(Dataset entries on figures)
● ● ● ● ● ● ●
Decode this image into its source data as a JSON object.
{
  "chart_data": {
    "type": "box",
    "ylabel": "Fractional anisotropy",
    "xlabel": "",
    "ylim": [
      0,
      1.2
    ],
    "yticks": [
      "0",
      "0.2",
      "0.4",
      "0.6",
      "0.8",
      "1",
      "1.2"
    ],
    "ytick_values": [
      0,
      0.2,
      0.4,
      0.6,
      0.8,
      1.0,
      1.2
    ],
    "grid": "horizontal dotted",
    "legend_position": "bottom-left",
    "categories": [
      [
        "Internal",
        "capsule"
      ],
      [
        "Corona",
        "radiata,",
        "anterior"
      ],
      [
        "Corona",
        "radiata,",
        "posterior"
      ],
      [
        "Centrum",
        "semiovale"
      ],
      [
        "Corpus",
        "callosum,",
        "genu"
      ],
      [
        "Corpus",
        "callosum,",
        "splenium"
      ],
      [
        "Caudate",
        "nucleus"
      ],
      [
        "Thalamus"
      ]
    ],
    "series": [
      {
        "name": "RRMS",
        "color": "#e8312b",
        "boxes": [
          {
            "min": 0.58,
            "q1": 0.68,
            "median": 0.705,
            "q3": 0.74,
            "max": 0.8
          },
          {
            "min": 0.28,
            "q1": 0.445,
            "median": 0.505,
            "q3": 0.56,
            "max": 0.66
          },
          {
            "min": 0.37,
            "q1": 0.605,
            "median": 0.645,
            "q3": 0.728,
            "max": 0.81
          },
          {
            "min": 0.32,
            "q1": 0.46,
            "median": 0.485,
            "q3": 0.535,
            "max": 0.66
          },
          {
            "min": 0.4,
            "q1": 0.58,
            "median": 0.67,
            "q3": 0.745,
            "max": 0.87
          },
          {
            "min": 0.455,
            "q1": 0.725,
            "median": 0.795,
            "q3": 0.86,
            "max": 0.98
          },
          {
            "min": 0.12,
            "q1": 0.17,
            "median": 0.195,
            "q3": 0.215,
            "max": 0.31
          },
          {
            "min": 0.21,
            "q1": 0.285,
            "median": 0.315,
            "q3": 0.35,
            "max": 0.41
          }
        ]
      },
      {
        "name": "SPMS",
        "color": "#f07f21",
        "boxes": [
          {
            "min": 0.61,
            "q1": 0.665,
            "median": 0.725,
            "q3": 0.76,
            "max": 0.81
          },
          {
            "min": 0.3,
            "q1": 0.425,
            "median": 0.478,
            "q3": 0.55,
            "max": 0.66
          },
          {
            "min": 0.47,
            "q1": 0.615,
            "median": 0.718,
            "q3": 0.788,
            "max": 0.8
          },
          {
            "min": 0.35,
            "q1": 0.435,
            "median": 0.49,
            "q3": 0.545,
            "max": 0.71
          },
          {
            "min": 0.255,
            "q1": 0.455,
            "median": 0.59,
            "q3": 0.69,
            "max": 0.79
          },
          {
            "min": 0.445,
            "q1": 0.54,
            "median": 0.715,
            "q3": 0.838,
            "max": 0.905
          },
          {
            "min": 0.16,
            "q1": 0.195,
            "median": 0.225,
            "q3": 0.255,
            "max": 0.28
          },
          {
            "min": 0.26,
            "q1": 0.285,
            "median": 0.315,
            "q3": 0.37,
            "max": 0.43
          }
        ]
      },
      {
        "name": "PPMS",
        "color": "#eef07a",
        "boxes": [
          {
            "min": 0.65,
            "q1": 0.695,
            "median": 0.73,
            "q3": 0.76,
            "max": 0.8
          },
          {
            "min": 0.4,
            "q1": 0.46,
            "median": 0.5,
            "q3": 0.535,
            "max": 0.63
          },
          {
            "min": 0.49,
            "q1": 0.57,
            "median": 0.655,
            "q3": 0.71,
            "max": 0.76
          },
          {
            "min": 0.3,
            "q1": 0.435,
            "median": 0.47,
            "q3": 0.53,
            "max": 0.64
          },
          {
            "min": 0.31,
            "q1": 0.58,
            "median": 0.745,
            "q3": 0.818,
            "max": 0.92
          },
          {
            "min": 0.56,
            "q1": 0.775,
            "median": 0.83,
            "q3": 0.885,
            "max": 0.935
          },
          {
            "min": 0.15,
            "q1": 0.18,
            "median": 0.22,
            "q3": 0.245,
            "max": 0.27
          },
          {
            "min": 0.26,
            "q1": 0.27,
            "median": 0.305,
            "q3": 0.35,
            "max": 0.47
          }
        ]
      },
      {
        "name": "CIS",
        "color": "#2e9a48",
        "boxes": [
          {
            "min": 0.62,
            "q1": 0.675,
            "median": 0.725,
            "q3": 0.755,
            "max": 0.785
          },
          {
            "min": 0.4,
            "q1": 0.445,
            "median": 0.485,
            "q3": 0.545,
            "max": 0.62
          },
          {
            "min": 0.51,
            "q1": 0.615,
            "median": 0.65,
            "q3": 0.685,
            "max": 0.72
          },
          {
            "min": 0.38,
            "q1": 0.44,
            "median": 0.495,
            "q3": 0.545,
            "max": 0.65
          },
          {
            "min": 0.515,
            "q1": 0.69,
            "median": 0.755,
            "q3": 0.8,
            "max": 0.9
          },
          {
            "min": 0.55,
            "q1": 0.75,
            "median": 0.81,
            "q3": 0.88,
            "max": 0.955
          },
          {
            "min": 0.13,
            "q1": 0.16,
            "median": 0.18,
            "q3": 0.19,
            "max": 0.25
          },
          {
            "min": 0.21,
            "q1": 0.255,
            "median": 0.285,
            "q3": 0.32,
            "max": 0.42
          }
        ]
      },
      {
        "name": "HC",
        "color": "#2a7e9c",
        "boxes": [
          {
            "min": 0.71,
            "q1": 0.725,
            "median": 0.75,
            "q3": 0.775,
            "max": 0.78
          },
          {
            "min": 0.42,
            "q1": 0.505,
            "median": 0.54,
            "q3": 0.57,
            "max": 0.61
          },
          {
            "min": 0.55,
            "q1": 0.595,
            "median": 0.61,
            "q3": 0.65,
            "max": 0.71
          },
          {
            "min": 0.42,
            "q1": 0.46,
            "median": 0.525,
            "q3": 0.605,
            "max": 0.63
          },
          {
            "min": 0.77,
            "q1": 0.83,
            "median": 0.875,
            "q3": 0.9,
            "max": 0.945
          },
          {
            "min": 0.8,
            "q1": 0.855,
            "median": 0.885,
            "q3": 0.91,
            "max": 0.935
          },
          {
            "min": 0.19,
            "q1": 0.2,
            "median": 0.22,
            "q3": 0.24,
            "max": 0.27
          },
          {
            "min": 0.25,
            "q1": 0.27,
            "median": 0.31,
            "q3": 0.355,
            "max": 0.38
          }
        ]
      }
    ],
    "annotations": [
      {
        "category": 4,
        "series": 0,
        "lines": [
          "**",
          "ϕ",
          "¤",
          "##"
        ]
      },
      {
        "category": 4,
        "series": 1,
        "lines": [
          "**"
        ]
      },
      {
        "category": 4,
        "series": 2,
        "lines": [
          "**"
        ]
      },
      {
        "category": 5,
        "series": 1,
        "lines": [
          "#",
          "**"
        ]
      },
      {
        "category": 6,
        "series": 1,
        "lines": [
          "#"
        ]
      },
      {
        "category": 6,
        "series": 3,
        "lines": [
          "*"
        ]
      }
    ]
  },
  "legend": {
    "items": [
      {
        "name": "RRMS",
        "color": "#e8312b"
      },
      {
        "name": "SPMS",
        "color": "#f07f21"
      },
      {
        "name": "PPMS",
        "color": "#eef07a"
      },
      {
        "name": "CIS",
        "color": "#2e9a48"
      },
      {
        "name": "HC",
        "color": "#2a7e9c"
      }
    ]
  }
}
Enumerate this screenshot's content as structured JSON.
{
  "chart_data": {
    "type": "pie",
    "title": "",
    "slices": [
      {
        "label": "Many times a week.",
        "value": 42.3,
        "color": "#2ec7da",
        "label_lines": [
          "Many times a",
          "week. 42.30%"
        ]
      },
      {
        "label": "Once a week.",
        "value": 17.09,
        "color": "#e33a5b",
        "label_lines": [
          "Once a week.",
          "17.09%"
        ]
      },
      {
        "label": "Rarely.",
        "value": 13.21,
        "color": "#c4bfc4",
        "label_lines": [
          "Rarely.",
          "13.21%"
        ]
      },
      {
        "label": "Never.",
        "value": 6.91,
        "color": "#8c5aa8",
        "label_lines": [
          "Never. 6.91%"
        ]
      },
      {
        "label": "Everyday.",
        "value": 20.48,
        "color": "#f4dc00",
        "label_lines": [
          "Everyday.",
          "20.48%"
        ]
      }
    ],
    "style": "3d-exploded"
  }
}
● ● ● ● ● ● ●
Give back exactly the lines beginning at the one with "Enumerate this screenshot's" and ending at the final line of the material; both boundary lines belong in it.

Enumerate this screenshot's content as structured JSON.
{
  "chart_data": {
    "type": "pie",
    "title": "",
    "slices": [
      {
        "label": "Many times a week.",
        "value": 42.3,
        "color": "#2ec7da",
        "label_lines": [
          "Many times a",
          "week. 42.30%"
        ]
      },
      {
        "label": "Once a week.",
        "value": 17.09,
        "color": "#e33a5b",
        "label_lines": [
          "Once a week.",
          "17.09%"
        ]
      },
      {
        "label": "Rarely.",
        "value": 13.21,
        "color": "#c4bfc4",
        "label_lines": [
          "Rarely.",
          "13.21%"
        ]
      },
      {
        "label": "Never.",
        "value": 6.91,
        "color": "#8c5aa8",
        "label_lines": [
          "Never. 6.91%"
        ]
      },
      {
        "label": "Everyday.",
        "value": 20.48,
        "color": "#f4dc00",
        "label_lines": [
          "Everyday.",
          "20.48%"
        ]
      }
    ],
    "style": "3d-exploded"
  }
}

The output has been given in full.